Go through the material below and copy all lines with "Ride".

── Extracted entries

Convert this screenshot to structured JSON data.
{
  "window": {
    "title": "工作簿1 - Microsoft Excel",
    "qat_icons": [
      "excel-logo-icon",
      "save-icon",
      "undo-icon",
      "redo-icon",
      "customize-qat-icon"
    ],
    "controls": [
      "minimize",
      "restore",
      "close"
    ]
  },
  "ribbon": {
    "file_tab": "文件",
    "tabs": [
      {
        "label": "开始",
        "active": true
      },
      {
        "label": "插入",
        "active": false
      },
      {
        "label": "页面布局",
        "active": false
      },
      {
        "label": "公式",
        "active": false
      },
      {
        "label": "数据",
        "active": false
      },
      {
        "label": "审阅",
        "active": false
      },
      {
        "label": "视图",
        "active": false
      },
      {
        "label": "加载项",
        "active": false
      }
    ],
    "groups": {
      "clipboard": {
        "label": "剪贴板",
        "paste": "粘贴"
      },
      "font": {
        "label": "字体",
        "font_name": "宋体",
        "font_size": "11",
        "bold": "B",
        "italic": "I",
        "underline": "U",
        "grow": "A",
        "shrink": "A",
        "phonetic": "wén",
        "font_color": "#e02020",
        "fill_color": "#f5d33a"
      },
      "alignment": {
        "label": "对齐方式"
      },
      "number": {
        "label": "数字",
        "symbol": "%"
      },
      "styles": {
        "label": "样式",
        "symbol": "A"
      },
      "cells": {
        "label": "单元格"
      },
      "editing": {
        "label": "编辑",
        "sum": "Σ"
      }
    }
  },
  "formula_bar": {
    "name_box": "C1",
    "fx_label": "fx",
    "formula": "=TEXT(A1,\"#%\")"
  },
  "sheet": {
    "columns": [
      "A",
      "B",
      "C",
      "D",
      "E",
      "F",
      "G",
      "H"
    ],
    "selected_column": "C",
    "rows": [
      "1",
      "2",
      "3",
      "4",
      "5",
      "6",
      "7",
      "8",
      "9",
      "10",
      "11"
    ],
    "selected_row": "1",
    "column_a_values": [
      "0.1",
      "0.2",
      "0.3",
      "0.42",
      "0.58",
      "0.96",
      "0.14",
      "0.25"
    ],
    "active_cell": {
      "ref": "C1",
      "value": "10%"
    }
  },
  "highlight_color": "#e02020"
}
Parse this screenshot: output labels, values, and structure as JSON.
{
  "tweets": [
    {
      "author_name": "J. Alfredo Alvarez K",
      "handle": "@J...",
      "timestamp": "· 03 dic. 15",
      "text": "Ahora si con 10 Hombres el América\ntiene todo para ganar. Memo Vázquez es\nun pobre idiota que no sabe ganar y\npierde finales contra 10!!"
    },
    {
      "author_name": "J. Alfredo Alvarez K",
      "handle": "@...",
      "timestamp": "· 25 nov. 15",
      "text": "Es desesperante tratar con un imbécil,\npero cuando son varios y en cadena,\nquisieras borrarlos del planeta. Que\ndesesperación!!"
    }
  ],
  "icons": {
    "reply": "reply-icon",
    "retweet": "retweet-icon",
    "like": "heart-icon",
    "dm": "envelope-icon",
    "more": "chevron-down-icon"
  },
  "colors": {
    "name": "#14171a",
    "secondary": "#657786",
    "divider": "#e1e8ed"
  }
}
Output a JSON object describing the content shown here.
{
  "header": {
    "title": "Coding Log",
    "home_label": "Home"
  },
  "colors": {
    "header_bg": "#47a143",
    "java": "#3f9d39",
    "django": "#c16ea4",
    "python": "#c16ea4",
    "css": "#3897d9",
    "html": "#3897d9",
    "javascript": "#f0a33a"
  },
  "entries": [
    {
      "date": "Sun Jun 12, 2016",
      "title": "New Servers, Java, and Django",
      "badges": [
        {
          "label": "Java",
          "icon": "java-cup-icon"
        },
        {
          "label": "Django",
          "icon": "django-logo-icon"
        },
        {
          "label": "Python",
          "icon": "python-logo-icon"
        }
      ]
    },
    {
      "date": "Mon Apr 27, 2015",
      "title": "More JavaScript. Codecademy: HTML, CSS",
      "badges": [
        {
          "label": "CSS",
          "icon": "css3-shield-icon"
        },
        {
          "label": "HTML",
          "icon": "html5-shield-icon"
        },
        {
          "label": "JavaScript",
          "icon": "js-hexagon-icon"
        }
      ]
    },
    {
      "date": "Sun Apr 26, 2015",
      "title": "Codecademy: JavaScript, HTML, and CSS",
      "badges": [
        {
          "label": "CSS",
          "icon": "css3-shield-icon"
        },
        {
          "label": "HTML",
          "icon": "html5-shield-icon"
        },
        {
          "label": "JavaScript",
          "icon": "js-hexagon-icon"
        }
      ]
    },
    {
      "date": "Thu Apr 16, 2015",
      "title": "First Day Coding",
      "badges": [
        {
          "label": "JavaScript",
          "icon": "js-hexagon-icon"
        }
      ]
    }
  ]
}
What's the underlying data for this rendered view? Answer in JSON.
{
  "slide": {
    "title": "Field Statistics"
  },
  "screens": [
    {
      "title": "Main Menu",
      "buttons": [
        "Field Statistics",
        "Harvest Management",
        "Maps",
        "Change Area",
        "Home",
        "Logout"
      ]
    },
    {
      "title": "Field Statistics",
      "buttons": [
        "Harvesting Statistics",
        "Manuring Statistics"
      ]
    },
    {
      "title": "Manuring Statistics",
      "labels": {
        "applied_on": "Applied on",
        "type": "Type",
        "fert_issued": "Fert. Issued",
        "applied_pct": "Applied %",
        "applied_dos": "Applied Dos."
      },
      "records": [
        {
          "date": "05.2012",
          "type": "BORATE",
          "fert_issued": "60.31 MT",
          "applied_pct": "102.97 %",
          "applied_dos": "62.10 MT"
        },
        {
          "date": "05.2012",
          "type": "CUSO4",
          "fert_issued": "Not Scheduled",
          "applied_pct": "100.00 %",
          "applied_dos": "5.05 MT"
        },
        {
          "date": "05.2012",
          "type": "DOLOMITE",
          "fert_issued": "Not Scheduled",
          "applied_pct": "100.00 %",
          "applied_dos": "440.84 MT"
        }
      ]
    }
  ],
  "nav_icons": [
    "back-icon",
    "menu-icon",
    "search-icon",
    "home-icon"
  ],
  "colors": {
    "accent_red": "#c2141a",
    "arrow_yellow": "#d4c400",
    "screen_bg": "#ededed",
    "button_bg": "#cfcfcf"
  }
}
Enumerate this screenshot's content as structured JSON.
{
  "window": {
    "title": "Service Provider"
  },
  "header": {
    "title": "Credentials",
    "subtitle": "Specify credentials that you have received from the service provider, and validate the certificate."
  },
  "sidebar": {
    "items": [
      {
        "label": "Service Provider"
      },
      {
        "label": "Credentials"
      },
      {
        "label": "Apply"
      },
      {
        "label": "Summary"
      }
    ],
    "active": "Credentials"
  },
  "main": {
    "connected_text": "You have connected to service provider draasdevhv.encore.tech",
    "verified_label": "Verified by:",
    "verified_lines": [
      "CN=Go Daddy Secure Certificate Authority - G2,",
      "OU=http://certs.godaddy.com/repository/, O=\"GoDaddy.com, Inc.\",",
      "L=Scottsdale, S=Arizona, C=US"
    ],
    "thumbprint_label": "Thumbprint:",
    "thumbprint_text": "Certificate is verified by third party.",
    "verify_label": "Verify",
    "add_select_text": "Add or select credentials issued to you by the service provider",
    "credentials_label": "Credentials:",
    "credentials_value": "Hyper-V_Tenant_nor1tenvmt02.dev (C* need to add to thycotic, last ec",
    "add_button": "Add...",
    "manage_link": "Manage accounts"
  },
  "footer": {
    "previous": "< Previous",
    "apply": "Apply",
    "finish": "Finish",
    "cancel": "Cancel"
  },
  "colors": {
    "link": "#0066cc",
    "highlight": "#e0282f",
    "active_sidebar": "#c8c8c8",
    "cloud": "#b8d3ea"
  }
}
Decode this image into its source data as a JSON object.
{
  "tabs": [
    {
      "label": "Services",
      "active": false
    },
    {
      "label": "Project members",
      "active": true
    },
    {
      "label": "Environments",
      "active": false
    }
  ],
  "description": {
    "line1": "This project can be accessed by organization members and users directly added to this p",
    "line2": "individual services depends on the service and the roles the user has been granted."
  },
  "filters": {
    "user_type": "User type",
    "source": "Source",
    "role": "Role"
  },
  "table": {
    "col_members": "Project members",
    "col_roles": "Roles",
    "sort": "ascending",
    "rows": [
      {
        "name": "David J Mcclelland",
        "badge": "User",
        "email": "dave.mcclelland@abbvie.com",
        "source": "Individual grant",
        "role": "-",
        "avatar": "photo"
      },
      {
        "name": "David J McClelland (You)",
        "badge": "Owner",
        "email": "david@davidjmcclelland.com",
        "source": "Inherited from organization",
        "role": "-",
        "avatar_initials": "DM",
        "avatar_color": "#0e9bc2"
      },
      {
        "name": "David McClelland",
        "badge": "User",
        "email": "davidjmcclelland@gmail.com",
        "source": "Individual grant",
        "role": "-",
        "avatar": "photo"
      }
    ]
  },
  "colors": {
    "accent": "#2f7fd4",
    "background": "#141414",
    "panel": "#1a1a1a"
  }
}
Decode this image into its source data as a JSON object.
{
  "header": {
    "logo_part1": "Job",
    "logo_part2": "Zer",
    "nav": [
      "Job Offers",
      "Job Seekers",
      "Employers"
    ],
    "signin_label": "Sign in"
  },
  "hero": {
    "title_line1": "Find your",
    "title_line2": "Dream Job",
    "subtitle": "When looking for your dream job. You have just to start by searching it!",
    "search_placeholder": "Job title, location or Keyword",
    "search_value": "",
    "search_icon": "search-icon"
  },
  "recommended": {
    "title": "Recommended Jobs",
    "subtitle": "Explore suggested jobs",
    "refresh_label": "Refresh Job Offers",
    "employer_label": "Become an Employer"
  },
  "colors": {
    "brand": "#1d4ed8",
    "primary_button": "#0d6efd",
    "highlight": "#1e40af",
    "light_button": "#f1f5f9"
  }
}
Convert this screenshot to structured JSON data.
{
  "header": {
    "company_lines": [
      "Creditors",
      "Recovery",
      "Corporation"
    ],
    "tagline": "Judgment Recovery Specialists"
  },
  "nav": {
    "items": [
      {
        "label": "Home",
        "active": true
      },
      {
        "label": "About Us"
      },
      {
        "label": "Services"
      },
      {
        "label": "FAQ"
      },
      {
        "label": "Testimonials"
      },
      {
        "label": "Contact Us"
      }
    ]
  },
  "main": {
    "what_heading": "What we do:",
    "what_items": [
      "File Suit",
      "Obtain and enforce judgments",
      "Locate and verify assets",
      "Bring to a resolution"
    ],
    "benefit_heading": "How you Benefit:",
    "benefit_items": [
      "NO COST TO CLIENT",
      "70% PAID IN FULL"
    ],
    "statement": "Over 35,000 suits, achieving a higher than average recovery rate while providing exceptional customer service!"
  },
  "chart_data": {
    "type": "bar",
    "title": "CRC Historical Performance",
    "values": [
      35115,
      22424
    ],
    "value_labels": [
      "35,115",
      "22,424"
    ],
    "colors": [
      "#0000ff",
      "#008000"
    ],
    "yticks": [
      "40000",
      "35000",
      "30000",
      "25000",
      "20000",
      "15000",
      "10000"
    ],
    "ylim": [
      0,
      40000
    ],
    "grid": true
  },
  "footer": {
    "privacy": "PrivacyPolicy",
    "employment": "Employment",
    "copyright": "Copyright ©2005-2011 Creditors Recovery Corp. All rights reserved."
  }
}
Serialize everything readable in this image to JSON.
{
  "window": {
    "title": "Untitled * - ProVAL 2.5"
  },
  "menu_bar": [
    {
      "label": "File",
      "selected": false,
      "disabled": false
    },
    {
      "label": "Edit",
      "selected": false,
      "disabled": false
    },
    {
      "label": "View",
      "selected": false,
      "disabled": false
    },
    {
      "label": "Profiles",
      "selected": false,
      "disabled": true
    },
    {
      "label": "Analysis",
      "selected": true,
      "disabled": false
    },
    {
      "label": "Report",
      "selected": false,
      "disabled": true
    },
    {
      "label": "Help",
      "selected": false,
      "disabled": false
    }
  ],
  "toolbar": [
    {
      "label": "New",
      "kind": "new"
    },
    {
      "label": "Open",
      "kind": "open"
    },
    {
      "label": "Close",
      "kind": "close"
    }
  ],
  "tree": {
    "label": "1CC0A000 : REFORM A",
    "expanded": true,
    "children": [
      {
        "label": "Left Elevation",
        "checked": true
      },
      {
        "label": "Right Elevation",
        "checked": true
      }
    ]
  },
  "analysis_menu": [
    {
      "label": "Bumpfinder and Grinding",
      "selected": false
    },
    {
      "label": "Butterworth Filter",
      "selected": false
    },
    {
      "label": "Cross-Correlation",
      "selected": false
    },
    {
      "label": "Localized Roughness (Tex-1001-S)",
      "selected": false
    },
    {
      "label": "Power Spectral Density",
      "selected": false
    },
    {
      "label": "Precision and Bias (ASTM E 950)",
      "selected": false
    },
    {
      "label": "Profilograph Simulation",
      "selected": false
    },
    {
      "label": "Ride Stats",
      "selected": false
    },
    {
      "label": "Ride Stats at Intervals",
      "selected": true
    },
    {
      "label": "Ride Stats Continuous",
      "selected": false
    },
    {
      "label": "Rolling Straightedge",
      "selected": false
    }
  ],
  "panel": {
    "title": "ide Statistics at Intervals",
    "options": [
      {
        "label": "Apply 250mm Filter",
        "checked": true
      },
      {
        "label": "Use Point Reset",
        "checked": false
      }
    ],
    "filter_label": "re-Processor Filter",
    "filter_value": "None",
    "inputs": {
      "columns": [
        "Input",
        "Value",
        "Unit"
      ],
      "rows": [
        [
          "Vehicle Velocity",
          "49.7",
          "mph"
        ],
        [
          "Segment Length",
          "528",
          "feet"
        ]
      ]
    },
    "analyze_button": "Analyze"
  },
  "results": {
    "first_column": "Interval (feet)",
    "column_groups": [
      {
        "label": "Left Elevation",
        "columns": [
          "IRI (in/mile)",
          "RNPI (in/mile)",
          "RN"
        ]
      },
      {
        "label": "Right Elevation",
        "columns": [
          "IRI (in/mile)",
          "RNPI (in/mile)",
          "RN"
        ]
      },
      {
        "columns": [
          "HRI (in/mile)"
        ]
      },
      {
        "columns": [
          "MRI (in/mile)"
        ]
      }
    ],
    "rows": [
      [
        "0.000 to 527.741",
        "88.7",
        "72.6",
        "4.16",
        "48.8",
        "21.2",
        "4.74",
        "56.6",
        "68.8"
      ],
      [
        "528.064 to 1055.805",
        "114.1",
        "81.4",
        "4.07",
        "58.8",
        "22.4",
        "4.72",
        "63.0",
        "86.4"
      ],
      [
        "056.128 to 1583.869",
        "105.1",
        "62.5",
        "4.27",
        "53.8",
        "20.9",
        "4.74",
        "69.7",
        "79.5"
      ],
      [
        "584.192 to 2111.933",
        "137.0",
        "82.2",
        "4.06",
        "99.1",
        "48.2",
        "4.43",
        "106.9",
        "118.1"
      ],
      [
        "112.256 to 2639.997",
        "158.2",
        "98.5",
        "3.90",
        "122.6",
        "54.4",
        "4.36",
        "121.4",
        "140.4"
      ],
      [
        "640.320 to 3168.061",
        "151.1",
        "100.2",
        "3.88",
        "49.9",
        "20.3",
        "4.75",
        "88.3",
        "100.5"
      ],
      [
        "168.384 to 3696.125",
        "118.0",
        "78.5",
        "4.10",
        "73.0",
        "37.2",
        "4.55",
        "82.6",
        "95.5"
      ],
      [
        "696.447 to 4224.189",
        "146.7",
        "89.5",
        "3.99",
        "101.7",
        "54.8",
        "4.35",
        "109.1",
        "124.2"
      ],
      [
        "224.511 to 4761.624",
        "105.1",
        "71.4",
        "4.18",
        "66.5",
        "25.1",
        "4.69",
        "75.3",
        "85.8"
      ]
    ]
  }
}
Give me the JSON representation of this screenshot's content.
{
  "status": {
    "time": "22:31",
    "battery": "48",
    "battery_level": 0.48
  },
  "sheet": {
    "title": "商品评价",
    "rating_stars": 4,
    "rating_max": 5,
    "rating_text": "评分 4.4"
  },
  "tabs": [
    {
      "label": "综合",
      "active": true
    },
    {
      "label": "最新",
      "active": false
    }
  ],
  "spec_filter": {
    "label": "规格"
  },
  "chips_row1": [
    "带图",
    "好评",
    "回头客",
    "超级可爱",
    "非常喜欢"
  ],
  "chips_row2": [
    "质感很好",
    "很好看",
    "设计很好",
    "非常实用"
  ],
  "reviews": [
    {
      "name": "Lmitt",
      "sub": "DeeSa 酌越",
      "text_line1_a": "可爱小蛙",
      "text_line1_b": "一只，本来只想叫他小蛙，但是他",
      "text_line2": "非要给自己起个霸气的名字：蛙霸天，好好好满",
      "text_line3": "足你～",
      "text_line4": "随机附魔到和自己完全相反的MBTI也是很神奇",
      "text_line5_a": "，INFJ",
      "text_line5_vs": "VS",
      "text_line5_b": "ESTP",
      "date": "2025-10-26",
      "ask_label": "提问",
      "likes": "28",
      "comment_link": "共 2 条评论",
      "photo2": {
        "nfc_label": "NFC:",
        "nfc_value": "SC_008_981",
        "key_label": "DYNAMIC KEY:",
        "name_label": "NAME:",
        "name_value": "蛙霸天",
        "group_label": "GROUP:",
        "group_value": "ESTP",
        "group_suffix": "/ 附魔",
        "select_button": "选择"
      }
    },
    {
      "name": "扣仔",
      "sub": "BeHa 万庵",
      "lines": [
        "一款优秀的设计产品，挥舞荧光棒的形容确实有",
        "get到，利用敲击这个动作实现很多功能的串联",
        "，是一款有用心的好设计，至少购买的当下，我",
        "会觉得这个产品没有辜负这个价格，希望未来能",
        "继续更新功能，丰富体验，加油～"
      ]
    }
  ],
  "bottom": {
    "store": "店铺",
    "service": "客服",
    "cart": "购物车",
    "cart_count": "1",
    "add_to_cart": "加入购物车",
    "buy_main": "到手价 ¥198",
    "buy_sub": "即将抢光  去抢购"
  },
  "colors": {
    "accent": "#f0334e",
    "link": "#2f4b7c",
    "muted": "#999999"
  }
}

────

# The response
      "label": "Ride Stats",
      "label": "Ride Stats at Intervals",
      "label": "Ride Stats Continuous",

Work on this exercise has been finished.